→ **The request**:
Each line of the listing that contains the word "view" is to be copied.

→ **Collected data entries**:
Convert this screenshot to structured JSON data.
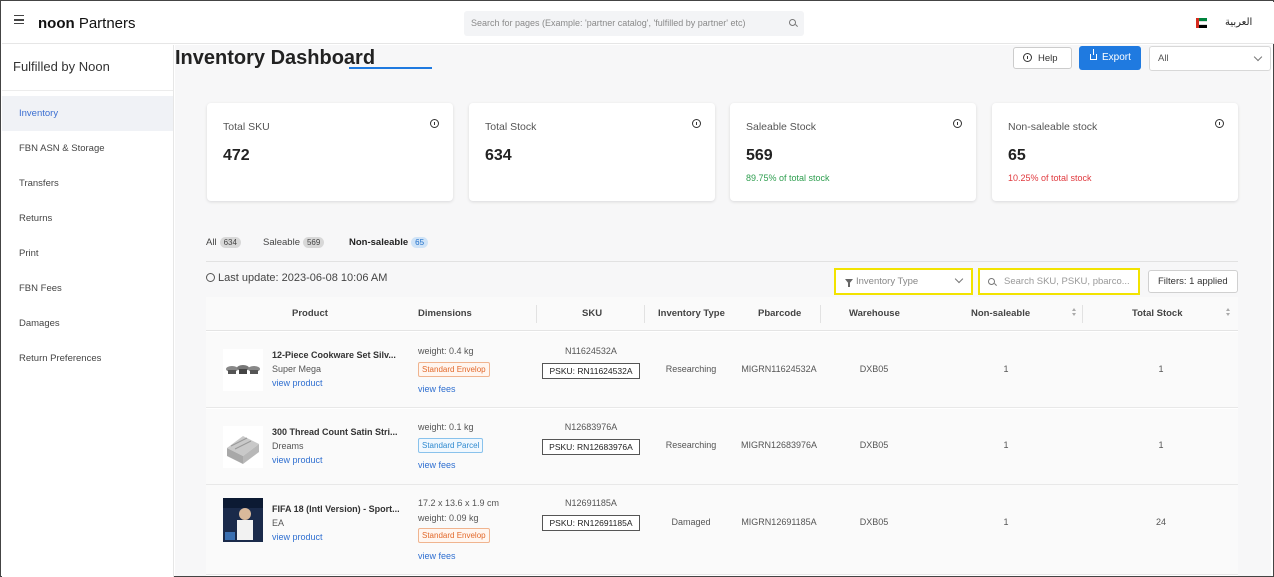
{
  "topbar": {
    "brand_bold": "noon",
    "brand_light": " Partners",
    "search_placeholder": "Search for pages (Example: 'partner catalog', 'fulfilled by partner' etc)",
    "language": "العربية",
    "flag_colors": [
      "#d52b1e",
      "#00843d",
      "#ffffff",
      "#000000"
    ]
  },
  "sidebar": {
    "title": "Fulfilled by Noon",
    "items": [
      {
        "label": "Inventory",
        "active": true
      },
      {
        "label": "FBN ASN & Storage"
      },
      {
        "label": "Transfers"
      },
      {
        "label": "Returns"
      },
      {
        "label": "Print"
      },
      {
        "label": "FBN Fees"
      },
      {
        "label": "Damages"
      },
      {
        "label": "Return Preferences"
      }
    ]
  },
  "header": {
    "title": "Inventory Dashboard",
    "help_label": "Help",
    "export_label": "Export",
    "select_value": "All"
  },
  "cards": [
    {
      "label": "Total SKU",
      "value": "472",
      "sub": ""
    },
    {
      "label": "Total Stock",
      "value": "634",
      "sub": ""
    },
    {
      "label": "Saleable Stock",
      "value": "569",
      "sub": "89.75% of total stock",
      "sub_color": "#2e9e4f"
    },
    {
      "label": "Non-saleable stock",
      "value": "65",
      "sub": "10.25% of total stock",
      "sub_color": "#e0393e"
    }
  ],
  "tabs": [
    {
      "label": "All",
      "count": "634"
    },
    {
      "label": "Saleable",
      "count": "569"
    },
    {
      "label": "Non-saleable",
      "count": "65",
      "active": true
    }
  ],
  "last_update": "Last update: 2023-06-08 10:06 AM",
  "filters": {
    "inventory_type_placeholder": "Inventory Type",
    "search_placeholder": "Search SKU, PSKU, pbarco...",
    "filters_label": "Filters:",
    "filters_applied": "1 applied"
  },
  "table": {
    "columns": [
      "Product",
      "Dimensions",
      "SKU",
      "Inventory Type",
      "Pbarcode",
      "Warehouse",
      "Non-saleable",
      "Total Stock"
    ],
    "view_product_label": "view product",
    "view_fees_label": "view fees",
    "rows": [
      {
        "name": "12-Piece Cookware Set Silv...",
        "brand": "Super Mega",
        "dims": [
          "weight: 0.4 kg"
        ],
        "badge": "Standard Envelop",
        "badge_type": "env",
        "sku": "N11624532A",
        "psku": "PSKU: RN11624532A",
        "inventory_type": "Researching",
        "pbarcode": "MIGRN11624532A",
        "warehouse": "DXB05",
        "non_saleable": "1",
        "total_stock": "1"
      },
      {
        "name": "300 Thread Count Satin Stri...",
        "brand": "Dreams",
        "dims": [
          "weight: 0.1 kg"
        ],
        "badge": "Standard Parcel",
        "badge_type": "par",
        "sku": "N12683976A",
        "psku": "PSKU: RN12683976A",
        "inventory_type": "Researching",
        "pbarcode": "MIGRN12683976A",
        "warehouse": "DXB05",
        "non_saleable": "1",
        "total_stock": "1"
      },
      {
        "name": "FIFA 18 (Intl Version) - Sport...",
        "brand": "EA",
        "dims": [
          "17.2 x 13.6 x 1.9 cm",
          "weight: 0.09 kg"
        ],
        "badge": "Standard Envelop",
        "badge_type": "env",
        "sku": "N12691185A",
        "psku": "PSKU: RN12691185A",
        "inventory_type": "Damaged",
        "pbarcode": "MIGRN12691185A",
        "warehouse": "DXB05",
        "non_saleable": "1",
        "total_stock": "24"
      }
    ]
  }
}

→ **Exercise result**:
    "view_product_label": "view product",
    "view_fees_label": "view fees",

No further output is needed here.